> Reading passage:
►

"""Solver of 2nd, 3rd and 4th order force constants simultaneously."""

from __future__ import annotations

import time
from collections.abc import Sequence
from typing import Literal, Optional, Union, cast

import numpy as np
from scipy.sparse import csr_array

from symfc.basis_sets import FCBasisSetO2, FCBasisSetO3, FCBasisSetO4
from symfc.solvers.solver_O2 import reshape_nN33_nx_to_N3_n3nx
from symfc.solvers.solver_O2O3 import reshape_nNN333_nx_to_N3N3_n3nx, set_disps_N3N3
from symfc.utils.matrix import block_matrix_sandwich
from symfc.utils.solver_funcs import get_batch_slice, solve_linear_equation

try:
    from symfc.utils.matrix import dot_product_sparse
except ImportError:
    pass

from .solver_base import FCSolverBase


class FCSolverO2O3O4(FCSolverBase):
    """Simultaneous second, third and fourth order force constants solver."""

    def __init__(
        self,
        basis_set: Sequence[Union[FCBasisSetO2, FCBasisSetO3, FCBasisSetO4]],
        use_mkl: bool = False,
        log_level: int = 0,
    ):
        """Init method.

        Parameters
        ----------
        basis_set : Sequence of (FCBasisSetO2, FCBasisSetO3, FCBasisSetO4)
            First element must be FCBasisSetO2, second must be FCBasisSetO3,
            and third must be FCBasisSetO4.
        use_mkl : bool, optional
            Use MKL if True. Default is False.
        log_level : int, optional
            Logging level. Default is 0.

        """
        if len(basis_set) != 3:
            raise ValueError("basis_set must contain exactly 3 elements")

◄

> Raw records:
►

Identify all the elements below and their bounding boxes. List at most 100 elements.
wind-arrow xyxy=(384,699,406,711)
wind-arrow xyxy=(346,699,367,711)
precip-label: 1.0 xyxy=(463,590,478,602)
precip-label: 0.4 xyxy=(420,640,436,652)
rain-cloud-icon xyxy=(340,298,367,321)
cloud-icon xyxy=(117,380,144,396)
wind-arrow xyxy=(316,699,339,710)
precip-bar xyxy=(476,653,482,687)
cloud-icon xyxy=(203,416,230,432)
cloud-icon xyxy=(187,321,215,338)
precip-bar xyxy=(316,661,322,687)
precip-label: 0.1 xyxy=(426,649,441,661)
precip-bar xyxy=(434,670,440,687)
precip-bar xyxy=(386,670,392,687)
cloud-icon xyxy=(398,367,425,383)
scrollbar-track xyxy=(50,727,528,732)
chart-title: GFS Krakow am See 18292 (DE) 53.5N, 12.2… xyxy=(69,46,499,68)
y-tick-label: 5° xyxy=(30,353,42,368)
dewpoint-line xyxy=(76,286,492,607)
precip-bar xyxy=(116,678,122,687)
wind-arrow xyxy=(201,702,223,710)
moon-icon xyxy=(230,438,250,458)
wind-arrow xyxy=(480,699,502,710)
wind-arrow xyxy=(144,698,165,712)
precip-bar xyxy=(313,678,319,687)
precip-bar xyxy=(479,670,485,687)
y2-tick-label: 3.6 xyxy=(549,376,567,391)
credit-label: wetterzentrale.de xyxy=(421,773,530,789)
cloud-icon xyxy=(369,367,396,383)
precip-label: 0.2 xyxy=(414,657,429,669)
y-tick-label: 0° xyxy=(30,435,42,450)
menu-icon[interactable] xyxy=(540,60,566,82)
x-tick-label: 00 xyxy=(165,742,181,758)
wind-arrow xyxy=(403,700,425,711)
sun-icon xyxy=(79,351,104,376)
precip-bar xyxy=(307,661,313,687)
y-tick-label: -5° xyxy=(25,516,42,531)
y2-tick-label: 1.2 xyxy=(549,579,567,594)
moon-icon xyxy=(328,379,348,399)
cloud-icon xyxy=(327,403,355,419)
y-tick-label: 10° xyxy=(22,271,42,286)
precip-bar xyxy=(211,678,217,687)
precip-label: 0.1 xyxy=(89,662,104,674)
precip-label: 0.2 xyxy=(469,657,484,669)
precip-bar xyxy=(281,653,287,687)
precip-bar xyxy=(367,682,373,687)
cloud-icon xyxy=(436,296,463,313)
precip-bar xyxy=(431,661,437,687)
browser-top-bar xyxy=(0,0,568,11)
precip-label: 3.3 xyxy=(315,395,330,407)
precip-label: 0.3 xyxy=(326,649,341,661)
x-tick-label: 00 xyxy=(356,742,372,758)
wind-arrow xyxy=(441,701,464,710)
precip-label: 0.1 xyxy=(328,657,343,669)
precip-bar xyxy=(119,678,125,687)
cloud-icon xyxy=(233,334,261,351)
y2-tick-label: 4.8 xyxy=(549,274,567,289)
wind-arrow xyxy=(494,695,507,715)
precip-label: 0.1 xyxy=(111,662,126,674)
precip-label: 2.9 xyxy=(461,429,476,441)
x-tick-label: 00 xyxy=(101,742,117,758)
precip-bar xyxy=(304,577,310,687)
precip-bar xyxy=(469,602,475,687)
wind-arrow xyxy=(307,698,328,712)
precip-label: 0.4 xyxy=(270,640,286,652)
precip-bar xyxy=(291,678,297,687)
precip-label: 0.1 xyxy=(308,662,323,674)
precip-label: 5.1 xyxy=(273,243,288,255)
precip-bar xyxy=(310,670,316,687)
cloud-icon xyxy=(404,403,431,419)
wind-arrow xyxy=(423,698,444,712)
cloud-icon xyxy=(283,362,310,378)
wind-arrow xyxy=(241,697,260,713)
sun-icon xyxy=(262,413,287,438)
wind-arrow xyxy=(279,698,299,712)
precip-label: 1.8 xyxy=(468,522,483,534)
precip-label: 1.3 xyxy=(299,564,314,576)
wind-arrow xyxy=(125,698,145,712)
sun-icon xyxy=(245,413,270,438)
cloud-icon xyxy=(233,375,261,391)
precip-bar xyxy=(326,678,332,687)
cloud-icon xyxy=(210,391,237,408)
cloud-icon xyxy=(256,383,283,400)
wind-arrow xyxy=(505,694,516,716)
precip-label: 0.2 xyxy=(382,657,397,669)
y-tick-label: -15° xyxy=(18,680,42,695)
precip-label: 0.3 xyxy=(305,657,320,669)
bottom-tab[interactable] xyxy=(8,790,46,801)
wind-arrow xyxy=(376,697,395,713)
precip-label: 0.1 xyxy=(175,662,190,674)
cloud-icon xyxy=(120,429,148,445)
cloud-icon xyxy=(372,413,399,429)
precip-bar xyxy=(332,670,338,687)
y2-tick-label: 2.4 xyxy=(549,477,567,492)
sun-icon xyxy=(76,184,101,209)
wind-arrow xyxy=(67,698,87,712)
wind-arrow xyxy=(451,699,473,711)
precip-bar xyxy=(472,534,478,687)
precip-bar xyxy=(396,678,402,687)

◄

> Exercise task A: In the force constants solver code, reproduce the part that opens with the words "use_mkl : bool, optional" and closes with "Default is 0.", switching "Logging level" to "Verbosity level".
> Exercise task B:
Answer these questions about the force constants solver code.
(i) Which orders of force constants does the solver class handle?
(ii) From which module is dot_product_sparse imported?
(iii) What is the default value of log_level?

> Task solution A:
use_mkl : bool, optional
            Use MKL if True. Default is False.
        log_level : int, optional
            Verbosity level. Default is 0.

> Task solution B:
(i) Second, third and fourth order force constants.
(ii) symfc.utils.matrix
(iii) 0